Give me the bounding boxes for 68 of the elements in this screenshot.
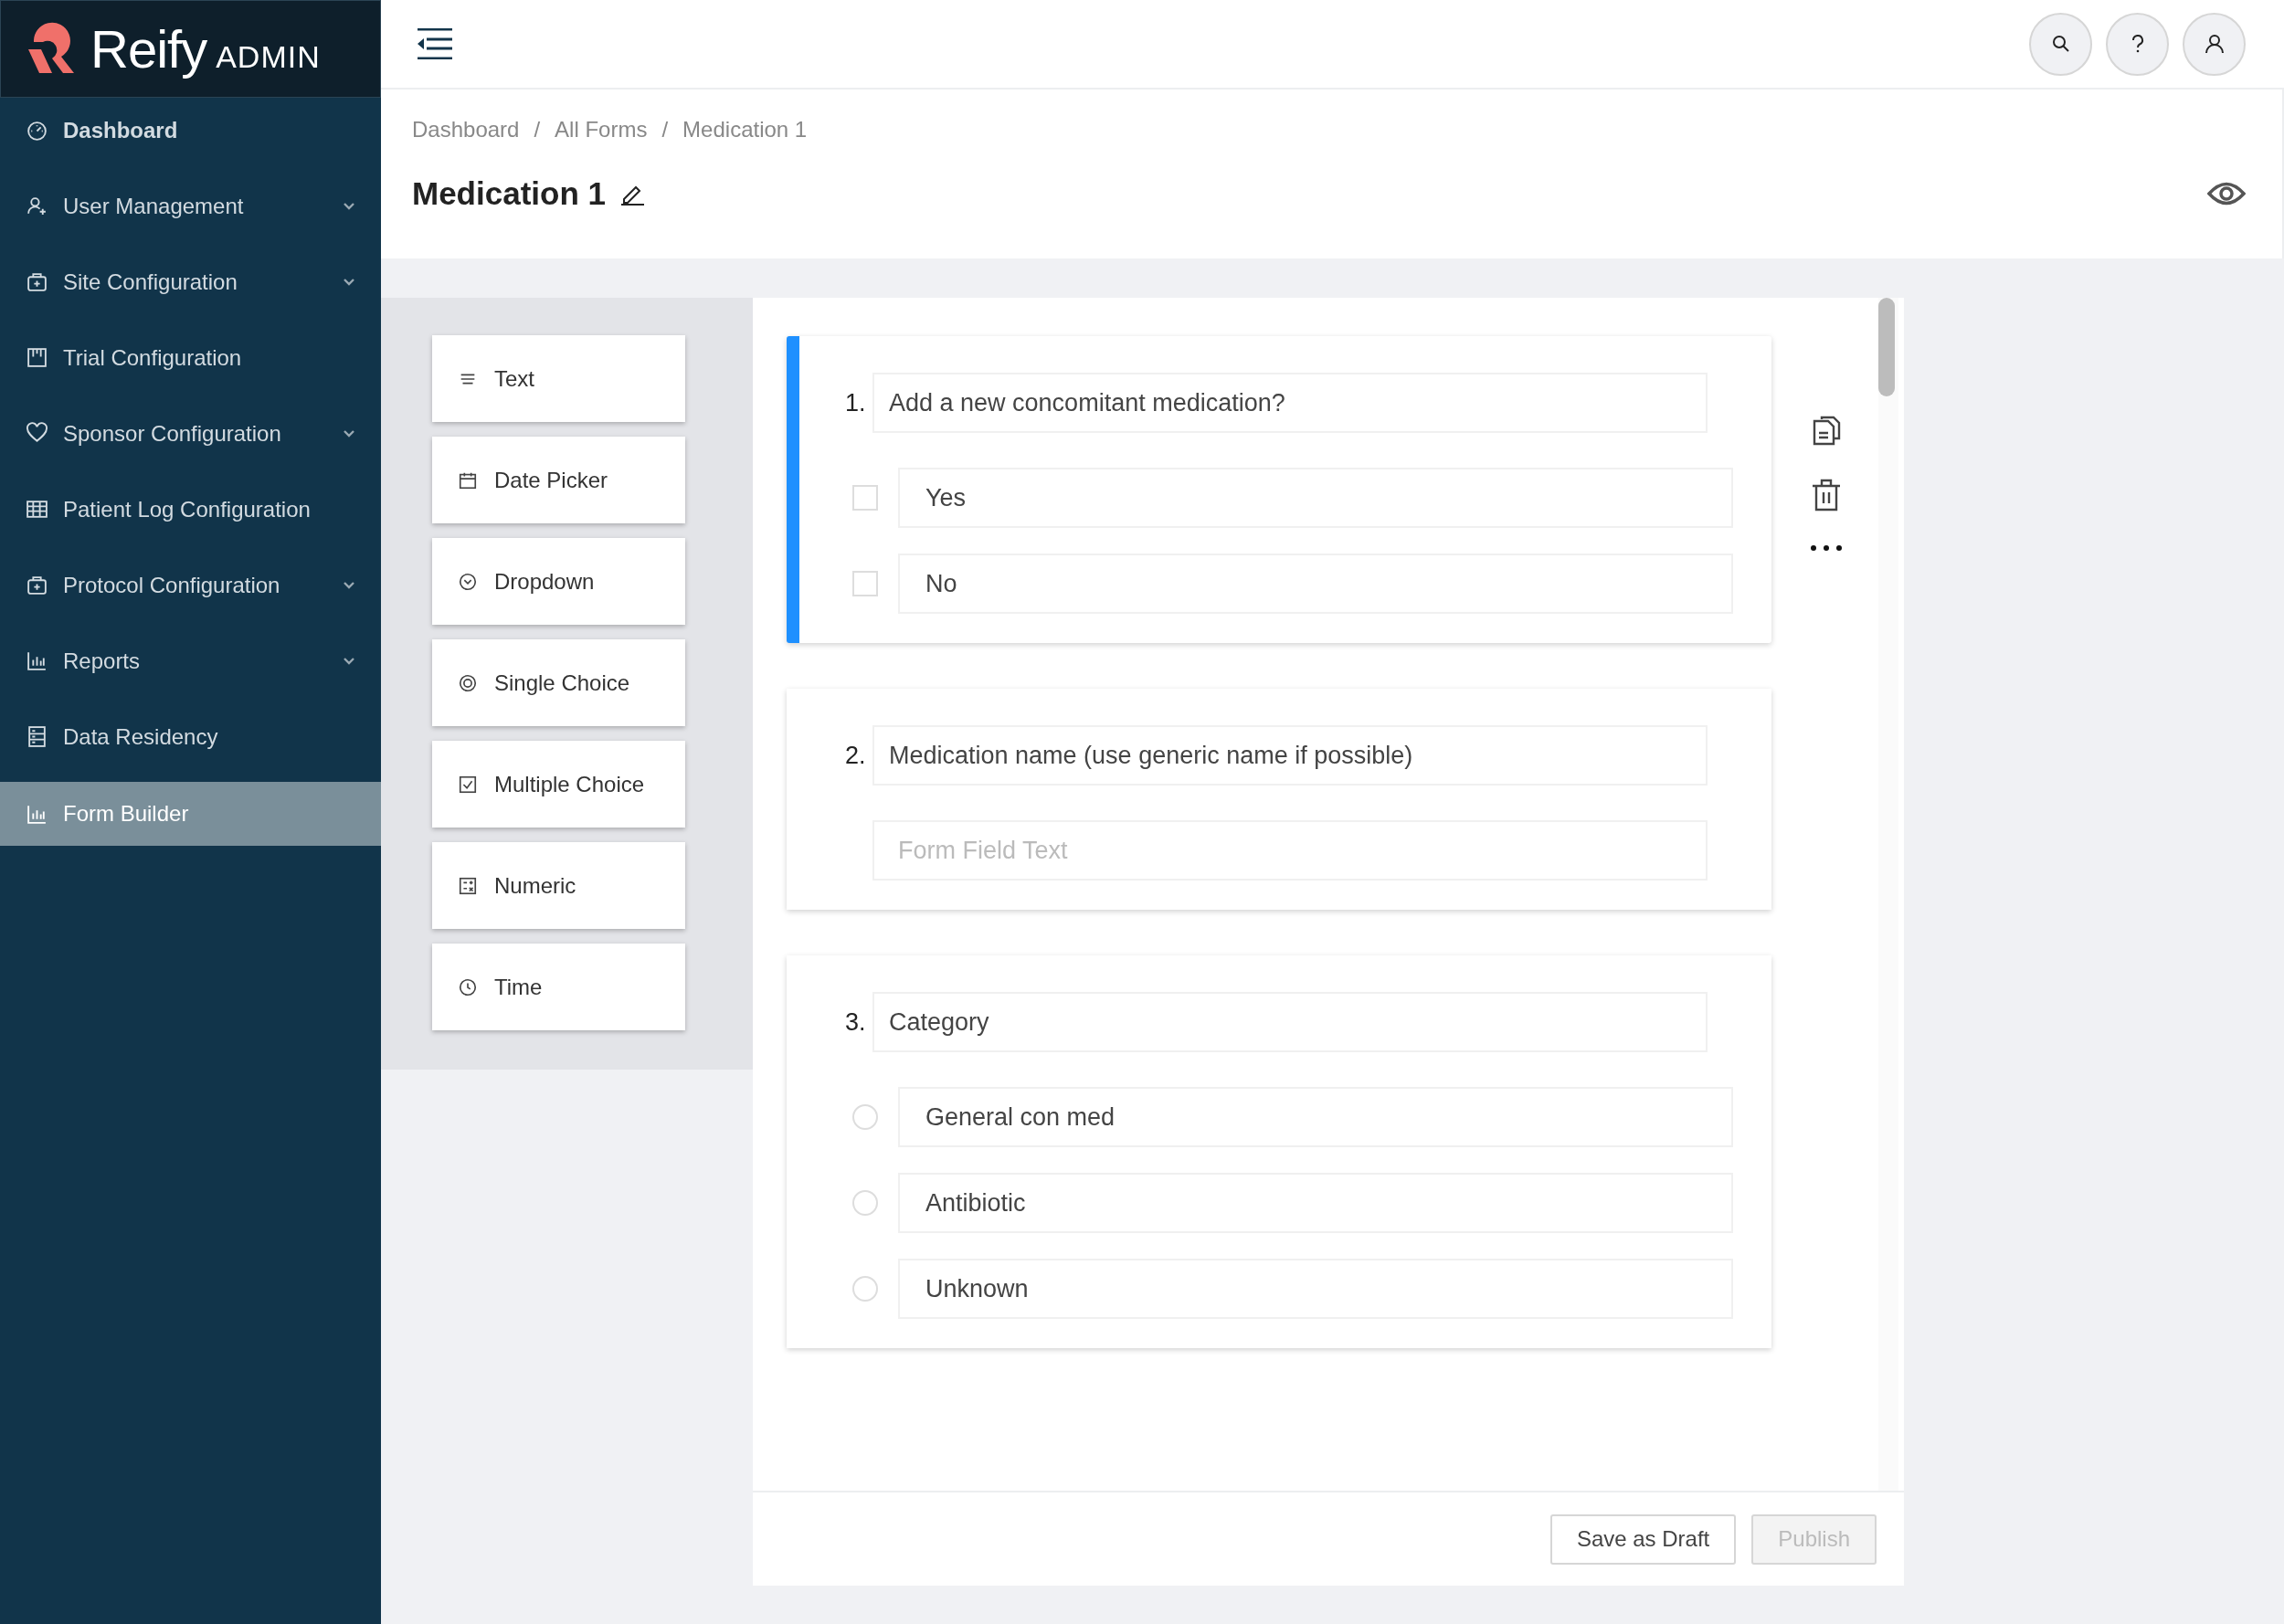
chevron-down-icon[interactable] — [343, 580, 355, 590]
save-draft-button[interactable]: Save as Draft — [1549, 1513, 1737, 1565]
sidebar-item[interactable]: Data Residency — [0, 699, 381, 775]
chevron-circle-icon — [458, 571, 478, 592]
field-type-button[interactable]: Date Picker — [432, 437, 685, 523]
gauge-icon — [26, 119, 48, 142]
question-number: 2. — [845, 741, 867, 770]
radio-icon — [458, 672, 478, 693]
collapse-menu-icon[interactable] — [418, 28, 452, 59]
clock-icon — [458, 976, 478, 997]
breadcrumb-link[interactable]: Medication 1 — [682, 117, 808, 142]
chevron-down-icon[interactable] — [343, 656, 355, 666]
more-icon[interactable] — [1809, 544, 1843, 552]
brand-suffix: ADMIN — [216, 39, 321, 75]
sidebar-item[interactable]: Trial Configuration — [0, 320, 381, 395]
breadcrumb-separator: / — [661, 117, 669, 142]
scrollbar-thumb[interactable] — [1878, 298, 1896, 396]
breadcrumb-separator: / — [534, 117, 541, 142]
breadcrumb-link[interactable]: All Forms — [555, 117, 648, 142]
sidebar-item[interactable]: Patient Log Configuration — [0, 471, 381, 547]
chevron-down-icon[interactable] — [343, 201, 355, 211]
option-field[interactable]: Yes — [898, 468, 1733, 528]
sidebar-item[interactable]: Protocol Configuration — [0, 547, 381, 623]
board-icon — [26, 346, 48, 369]
field-type-button[interactable]: Single Choice — [432, 639, 685, 726]
chevron-down-icon[interactable] — [343, 428, 355, 438]
brand-name: Reify — [90, 18, 207, 79]
user-icon — [2203, 33, 2226, 55]
option-field[interactable]: General con med — [898, 1087, 1733, 1147]
field-type-button[interactable]: Text — [432, 335, 685, 422]
table-icon — [26, 498, 48, 521]
radio-button[interactable] — [852, 1276, 878, 1302]
chevron-down-icon[interactable] — [343, 277, 355, 287]
breadcrumb-link[interactable]: Dashboard — [412, 117, 520, 142]
field-type-button[interactable]: Multiple Choice — [432, 741, 685, 828]
question-card[interactable]: 1. Add a new concomitant medication? Yes No — [787, 336, 1771, 643]
question-field[interactable]: Add a new concomitant medication? — [872, 373, 1708, 433]
checkbox-icon — [458, 774, 478, 795]
option-field[interactable]: Unknown — [898, 1259, 1733, 1319]
radio-button[interactable] — [852, 1190, 878, 1216]
question-number: 1. — [845, 388, 867, 417]
checkbox[interactable] — [852, 571, 878, 596]
field-type-button[interactable]: Dropdown — [432, 538, 685, 625]
checkbox[interactable] — [852, 485, 878, 511]
server-icon — [26, 725, 48, 748]
sidebar-item[interactable]: Dashboard — [0, 98, 381, 163]
sidebar-item[interactable]: Site Configuration — [0, 244, 381, 320]
bar-chart-icon — [26, 649, 48, 672]
question-number: 3. — [845, 1007, 867, 1037]
eye-icon[interactable] — [2207, 180, 2246, 207]
field-type-button[interactable]: Numeric — [432, 842, 685, 929]
medical-case-icon — [26, 270, 48, 293]
radio-button[interactable] — [852, 1104, 878, 1130]
page-title: Medication 1 — [412, 175, 606, 212]
field-type-button[interactable]: Time — [432, 944, 685, 1030]
sidebar-item[interactable]: Sponsor Configuration — [0, 395, 381, 471]
medical-case-icon — [26, 574, 48, 596]
sidebar-item[interactable]: Reports — [0, 623, 381, 699]
copy-icon[interactable] — [1811, 415, 1841, 446]
calculator-icon — [458, 875, 478, 896]
question-field[interactable]: Medication name (use generic name if possible) — [872, 725, 1708, 786]
heart-icon — [26, 422, 48, 445]
option-field[interactable]: No — [898, 554, 1733, 614]
sidebar-item[interactable]: User Management — [0, 168, 381, 244]
question-field[interactable]: Category — [872, 992, 1708, 1052]
users-icon — [26, 195, 48, 217]
option-field[interactable]: Antibiotic — [898, 1173, 1733, 1233]
trash-icon[interactable] — [1811, 479, 1841, 511]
******************************
Work instructions: Rewrite the lines of the items above, replacing every "Dashboard" with "Home" and changing nothing else. Leave the pictures out of your answer.

Exercise answer:
Give me the bounding boxes for 68 of the elements in this screenshot.
chevron-down-icon[interactable] — [343, 580, 355, 590]
save-draft-button[interactable]: Save as Draft — [1549, 1513, 1737, 1565]
sidebar-item[interactable]: Data Residency — [0, 699, 381, 775]
chevron-circle-icon — [458, 571, 478, 592]
field-type-button[interactable]: Date Picker — [432, 437, 685, 523]
gauge-icon — [26, 119, 48, 142]
question-number: 2. — [845, 741, 867, 770]
radio-icon — [458, 672, 478, 693]
collapse-menu-icon[interactable] — [418, 28, 452, 59]
clock-icon — [458, 976, 478, 997]
breadcrumb-link[interactable]: Medication 1 — [682, 117, 808, 142]
chevron-down-icon[interactable] — [343, 656, 355, 666]
more-icon[interactable] — [1809, 544, 1843, 552]
brand-suffix: ADMIN — [216, 39, 321, 75]
sidebar-item[interactable]: Trial Configuration — [0, 320, 381, 395]
breadcrumb-separator: / — [661, 117, 669, 142]
scrollbar-thumb[interactable] — [1878, 298, 1896, 396]
breadcrumb-separator: / — [534, 117, 541, 142]
breadcrumb-link[interactable]: All Forms — [555, 117, 648, 142]
sidebar-item[interactable]: Patient Log Configuration — [0, 471, 381, 547]
chevron-down-icon[interactable] — [343, 201, 355, 211]
option-field[interactable]: Yes — [898, 468, 1733, 528]
sidebar-item[interactable]: Protocol Configuration — [0, 547, 381, 623]
board-icon — [26, 346, 48, 369]
field-type-button[interactable]: Single Choice — [432, 639, 685, 726]
chevron-down-icon[interactable] — [343, 428, 355, 438]
brand-name: Reify — [90, 18, 207, 79]
user-icon — [2203, 33, 2226, 55]
option-field[interactable]: General con med — [898, 1087, 1733, 1147]
field-type-button[interactable]: Text — [432, 335, 685, 422]
table-icon — [26, 498, 48, 521]
radio-button[interactable] — [852, 1276, 878, 1302]
chevron-down-icon[interactable] — [343, 277, 355, 287]
breadcrumb-link[interactable]: Home — [412, 117, 520, 142]
field-type-button[interactable]: Multiple Choice — [432, 741, 685, 828]
question-card[interactable]: 1. Add a new concomitant medication? Yes No — [787, 336, 1771, 643]
question-field[interactable]: Add a new concomitant medication? — [872, 373, 1708, 433]
checkbox-icon — [458, 774, 478, 795]
option-field[interactable]: Unknown — [898, 1259, 1733, 1319]
radio-button[interactable] — [852, 1190, 878, 1216]
question-number: 1. — [845, 388, 867, 417]
checkbox[interactable] — [852, 571, 878, 596]
field-type-button[interactable]: Dropdown — [432, 538, 685, 625]
checkbox[interactable] — [852, 485, 878, 511]
server-icon — [26, 725, 48, 748]
sidebar-item[interactable]: Home — [0, 98, 381, 163]
sidebar-item[interactable]: Site Configuration — [0, 244, 381, 320]
bar-chart-icon — [26, 649, 48, 672]
question-number: 3. — [845, 1007, 867, 1037]
eye-icon[interactable] — [2207, 180, 2246, 207]
field-type-button[interactable]: Numeric — [432, 842, 685, 929]
medical-case-icon — [26, 270, 48, 293]
radio-button[interactable] — [852, 1104, 878, 1130]
page-title: Medication 1 — [412, 175, 606, 212]
field-type-button[interactable]: Time — [432, 944, 685, 1030]
sidebar-item[interactable]: Sponsor Configuration — [0, 395, 381, 471]
medical-case-icon — [26, 574, 48, 596]
sidebar-item[interactable]: Reports — [0, 623, 381, 699]
copy-icon[interactable] — [1811, 415, 1841, 446]
calculator-icon — [458, 875, 478, 896]
question-field[interactable]: Medication name (use generic name if possible) — [872, 725, 1708, 786]
heart-icon — [26, 422, 48, 445]
option-field[interactable]: No — [898, 554, 1733, 614]
sidebar-item[interactable]: User Management — [0, 168, 381, 244]
question-field[interactable]: Category — [872, 992, 1708, 1052]
users-icon — [26, 195, 48, 217]
option-field[interactable]: Antibiotic — [898, 1173, 1733, 1233]
trash-icon[interactable] — [1811, 479, 1841, 511]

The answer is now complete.